[Start of AVAILABLE RECORDS]
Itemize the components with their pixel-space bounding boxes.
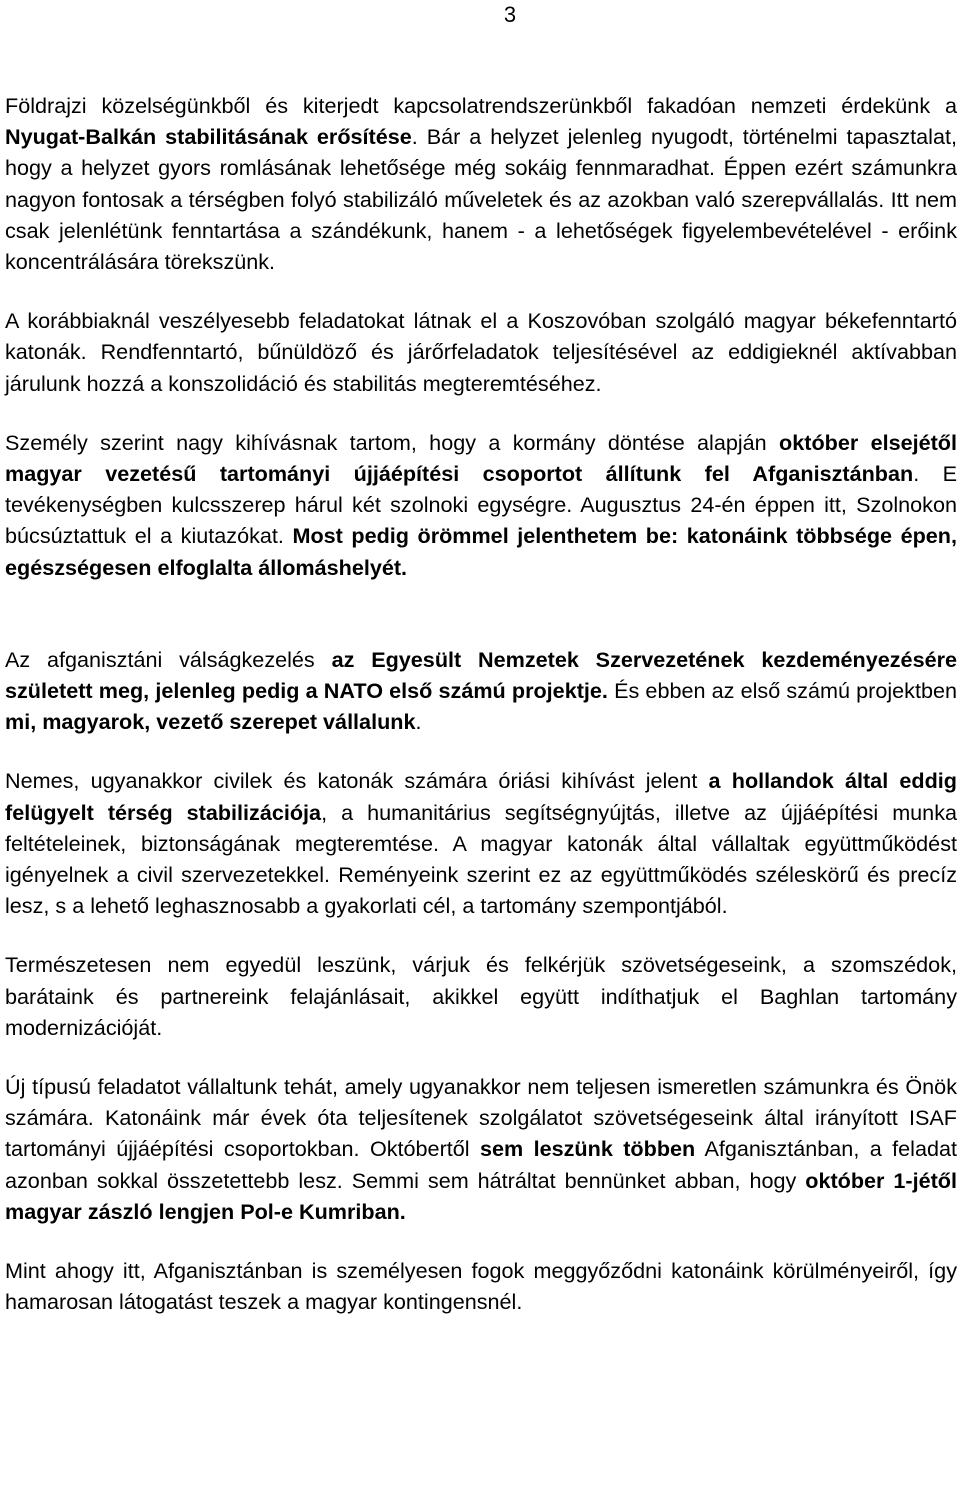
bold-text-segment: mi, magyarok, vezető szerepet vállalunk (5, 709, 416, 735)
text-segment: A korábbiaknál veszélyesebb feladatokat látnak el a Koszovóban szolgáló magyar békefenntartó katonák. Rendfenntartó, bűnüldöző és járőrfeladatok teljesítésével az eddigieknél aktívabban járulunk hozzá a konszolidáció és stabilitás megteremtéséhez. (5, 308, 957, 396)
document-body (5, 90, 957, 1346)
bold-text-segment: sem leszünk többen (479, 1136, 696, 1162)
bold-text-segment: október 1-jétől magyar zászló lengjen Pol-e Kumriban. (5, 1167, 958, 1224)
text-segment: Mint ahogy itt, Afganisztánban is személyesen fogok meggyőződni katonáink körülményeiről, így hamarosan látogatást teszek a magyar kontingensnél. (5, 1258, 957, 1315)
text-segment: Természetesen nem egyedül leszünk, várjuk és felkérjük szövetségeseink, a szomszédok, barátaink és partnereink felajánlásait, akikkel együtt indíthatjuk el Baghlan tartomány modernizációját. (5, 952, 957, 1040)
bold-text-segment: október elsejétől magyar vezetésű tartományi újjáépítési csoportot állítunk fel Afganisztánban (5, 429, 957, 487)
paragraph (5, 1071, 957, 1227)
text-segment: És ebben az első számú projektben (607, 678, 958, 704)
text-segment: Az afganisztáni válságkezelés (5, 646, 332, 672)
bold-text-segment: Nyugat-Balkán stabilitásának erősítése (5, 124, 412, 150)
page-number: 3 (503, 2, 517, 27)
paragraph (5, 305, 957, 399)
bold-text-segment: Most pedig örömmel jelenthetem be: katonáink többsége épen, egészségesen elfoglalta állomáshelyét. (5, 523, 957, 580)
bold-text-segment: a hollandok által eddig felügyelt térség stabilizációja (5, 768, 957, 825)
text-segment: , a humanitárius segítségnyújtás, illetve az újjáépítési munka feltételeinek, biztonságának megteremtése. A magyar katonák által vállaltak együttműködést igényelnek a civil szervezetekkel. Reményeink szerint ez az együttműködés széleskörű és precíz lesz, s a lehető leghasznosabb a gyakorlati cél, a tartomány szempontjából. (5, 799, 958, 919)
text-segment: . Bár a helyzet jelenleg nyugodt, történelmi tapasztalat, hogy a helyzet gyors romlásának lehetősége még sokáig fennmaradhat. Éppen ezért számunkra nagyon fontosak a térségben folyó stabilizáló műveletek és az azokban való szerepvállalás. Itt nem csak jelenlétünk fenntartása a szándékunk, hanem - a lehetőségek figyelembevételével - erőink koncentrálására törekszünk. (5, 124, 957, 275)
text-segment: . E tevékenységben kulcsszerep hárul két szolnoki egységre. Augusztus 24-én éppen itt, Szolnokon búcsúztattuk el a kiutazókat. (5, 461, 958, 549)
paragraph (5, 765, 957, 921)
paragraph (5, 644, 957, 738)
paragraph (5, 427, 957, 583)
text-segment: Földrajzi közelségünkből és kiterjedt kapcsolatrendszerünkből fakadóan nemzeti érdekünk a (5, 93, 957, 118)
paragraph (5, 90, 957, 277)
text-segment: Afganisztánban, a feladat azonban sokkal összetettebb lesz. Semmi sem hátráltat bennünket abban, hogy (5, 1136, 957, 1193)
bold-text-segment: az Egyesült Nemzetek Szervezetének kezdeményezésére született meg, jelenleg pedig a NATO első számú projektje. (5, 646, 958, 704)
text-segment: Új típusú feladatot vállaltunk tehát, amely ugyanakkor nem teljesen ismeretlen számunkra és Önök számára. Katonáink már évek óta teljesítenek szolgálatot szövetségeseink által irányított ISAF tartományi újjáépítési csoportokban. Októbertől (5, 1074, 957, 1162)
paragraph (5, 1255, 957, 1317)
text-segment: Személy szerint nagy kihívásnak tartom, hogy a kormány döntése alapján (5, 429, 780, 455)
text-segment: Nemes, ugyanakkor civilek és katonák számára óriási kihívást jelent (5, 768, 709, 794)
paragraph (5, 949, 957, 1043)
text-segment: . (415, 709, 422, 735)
[End of AVAILABLE RECORDS]
[Start of AVAILABLE RECORDS]
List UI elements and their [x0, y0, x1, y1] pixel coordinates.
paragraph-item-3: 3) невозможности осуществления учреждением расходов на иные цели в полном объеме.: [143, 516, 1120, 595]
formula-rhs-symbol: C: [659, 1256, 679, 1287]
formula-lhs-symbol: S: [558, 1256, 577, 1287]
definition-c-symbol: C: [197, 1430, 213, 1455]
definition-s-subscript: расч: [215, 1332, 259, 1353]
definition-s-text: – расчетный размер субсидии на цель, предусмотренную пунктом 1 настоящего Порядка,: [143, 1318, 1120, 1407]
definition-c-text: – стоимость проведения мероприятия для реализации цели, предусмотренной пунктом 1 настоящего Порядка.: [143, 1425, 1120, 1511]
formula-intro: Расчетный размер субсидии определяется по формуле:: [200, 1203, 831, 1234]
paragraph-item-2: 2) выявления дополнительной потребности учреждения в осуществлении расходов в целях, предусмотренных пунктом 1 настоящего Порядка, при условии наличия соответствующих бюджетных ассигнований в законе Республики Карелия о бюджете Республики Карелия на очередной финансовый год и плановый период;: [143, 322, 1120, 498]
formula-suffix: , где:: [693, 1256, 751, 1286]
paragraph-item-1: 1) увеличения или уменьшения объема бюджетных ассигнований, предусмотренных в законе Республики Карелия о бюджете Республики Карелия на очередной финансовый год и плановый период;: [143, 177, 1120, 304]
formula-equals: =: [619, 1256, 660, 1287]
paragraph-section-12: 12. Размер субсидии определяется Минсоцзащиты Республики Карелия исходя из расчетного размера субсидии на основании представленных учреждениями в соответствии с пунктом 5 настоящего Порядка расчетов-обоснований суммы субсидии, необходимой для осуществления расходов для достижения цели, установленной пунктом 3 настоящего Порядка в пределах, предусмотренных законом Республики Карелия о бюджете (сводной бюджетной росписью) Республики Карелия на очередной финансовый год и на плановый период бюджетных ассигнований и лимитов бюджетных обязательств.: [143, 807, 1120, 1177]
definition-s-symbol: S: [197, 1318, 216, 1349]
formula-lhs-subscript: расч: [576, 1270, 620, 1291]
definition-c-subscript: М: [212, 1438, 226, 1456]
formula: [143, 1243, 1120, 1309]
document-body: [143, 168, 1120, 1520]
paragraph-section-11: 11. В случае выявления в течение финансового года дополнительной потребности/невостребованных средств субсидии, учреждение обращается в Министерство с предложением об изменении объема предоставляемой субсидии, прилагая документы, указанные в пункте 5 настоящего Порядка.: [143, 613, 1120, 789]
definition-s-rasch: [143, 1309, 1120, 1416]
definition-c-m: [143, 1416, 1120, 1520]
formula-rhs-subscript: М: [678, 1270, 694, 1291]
[End of AVAILABLE RECORDS]
■ **OBJECTIVE**
Put the rows from the one containing "bold-text-segment: mi, magyarok, vezető" through the one containing "bold-text-segment: október 1-jétől", both included, into a JSON list of strings, one string per row, with blank rows left out.

■ **CORRECT OUTPUT**
[
  "bold-text-segment: mi, magyarok, vezető szerepet vállalunk (5, 709, 416, 735)",
  "text-segment: A korábbiaknál veszélyesebb feladatokat látnak el a Koszovóban szolgáló magyar békefenntartó katonák. Rendfenntartó, bűnüldöző és járőrfeladatok teljesítésével az eddigieknél aktívabban járulunk hozzá a konszolidáció és stabilitás megteremtéséhez. (5, 308, 957, 396)",
  "document-body (5, 90, 957, 1346)",
  "bold-text-segment: sem leszünk többen (479, 1136, 696, 1162)",
  "bold-text-segment: október 1-jétől magyar zászló lengjen Pol-e Kumriban. (5, 1167, 958, 1224)"
]